# Available data start

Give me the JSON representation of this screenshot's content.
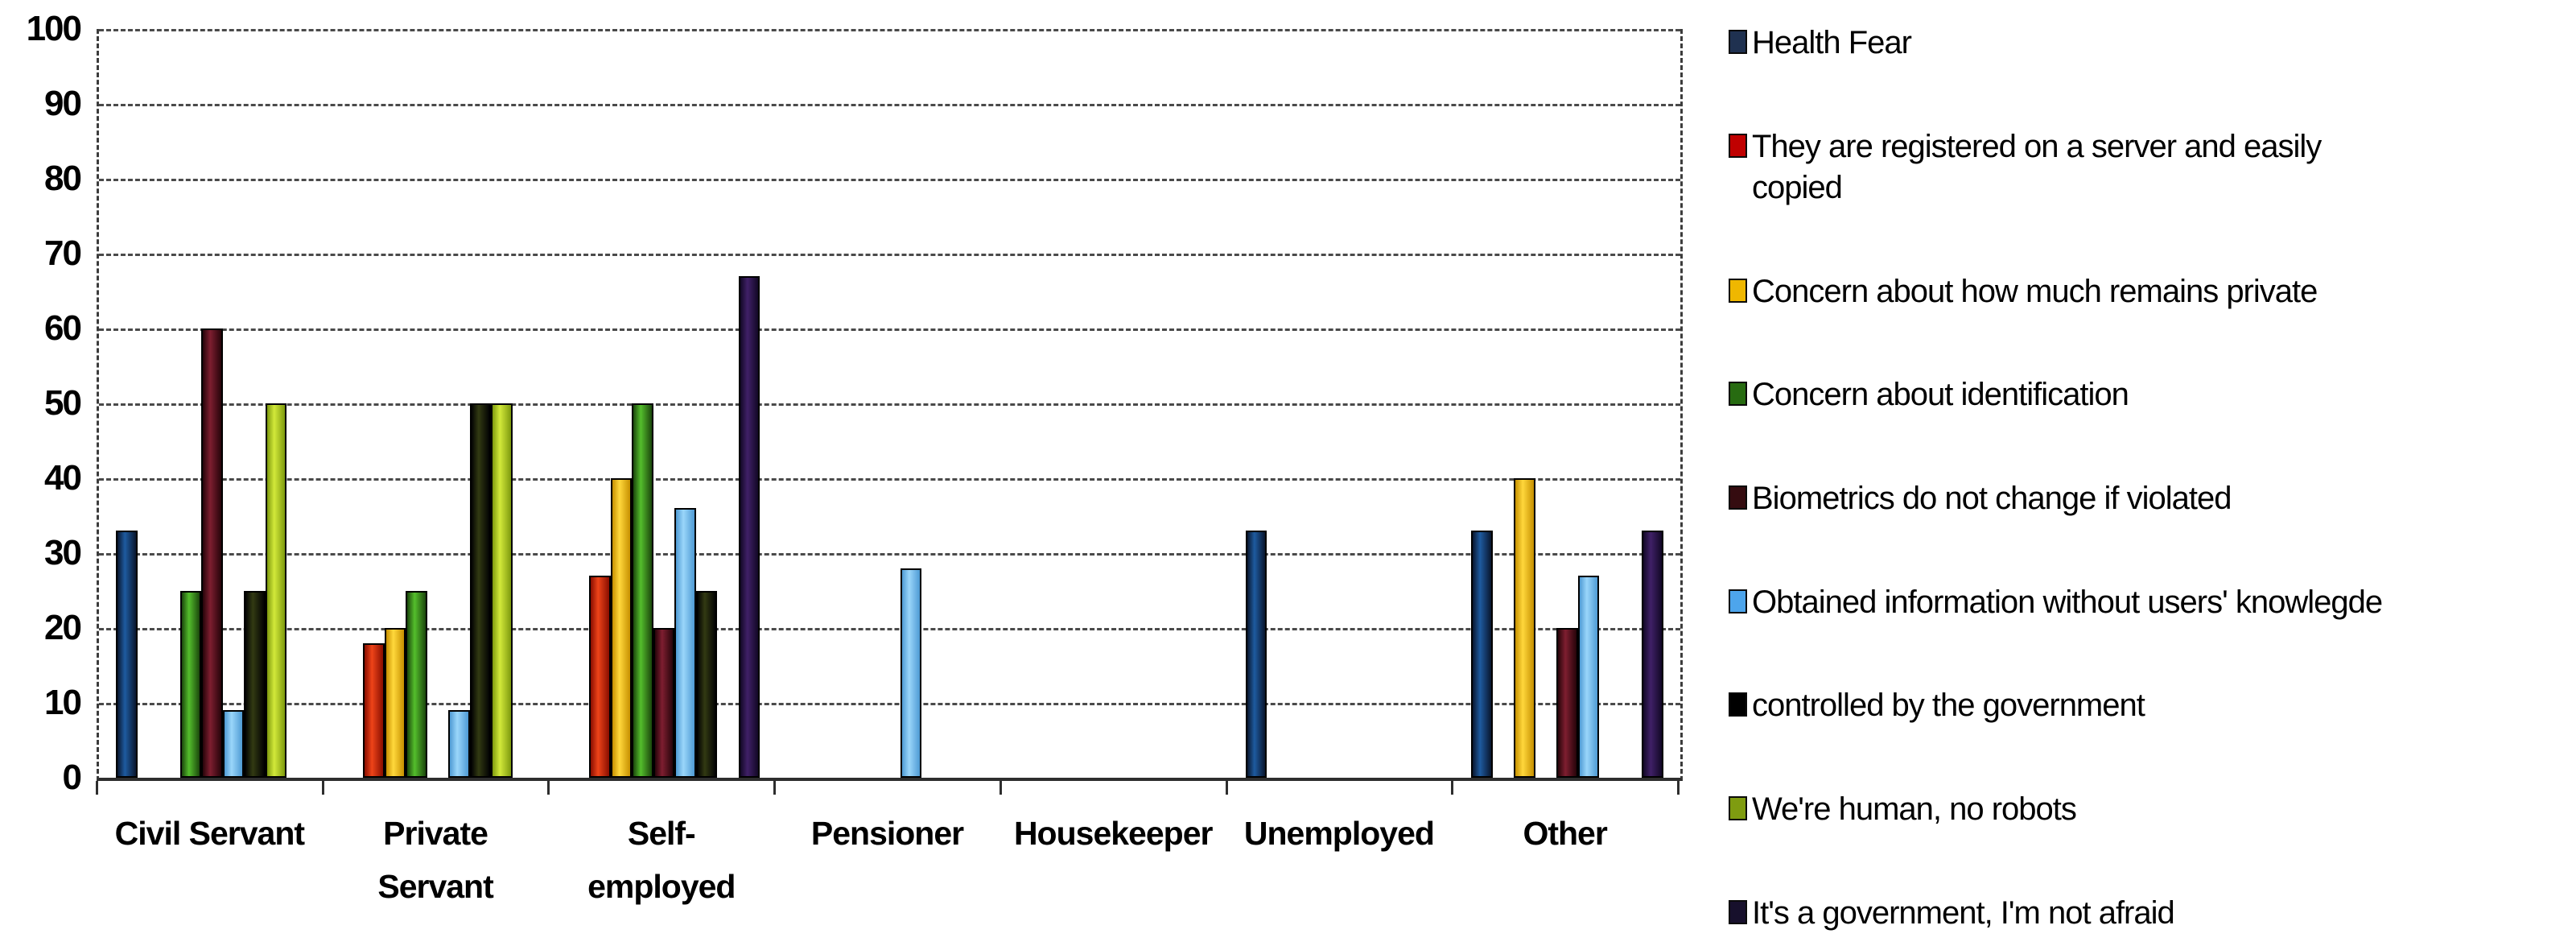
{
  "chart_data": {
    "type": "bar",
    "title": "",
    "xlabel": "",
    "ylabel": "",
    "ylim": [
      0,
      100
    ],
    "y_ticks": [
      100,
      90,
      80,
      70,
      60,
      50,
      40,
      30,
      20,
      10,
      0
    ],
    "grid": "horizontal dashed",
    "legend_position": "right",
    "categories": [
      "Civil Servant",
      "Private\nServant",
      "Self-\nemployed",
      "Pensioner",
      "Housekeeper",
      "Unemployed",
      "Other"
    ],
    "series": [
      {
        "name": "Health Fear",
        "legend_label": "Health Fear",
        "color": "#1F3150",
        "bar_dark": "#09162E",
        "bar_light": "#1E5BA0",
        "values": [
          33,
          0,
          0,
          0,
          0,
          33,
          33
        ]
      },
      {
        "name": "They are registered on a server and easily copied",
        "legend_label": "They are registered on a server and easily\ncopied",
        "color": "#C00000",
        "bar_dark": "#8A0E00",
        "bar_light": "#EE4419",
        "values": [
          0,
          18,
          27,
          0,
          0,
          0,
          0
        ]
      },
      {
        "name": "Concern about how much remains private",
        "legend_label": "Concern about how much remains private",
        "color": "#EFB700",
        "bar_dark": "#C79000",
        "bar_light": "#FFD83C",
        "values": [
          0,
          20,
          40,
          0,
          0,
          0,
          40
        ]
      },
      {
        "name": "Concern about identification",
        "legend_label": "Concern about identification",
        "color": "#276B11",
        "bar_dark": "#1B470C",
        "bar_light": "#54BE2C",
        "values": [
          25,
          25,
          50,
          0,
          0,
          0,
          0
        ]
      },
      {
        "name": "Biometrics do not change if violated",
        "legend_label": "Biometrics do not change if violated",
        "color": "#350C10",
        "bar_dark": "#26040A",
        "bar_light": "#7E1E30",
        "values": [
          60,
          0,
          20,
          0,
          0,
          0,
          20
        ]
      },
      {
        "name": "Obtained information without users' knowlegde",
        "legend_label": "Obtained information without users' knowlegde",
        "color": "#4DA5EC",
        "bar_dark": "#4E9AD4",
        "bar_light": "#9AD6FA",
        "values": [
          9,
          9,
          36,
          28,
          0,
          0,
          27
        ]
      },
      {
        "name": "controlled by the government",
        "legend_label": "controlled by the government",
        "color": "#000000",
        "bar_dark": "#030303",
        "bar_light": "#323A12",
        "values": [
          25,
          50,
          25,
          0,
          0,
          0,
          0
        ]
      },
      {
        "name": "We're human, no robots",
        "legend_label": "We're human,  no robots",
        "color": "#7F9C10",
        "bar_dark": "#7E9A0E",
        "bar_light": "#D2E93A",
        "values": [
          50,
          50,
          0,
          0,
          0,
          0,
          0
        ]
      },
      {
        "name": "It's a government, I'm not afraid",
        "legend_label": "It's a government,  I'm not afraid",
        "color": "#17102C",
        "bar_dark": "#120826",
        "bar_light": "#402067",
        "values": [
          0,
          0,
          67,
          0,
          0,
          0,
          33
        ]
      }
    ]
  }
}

# Available data end

What you need to do
Copy every line above that holds the word "robots".

Exercise answer
        "name": "We're human, no robots",
        "legend_label": "We're human,  no robots",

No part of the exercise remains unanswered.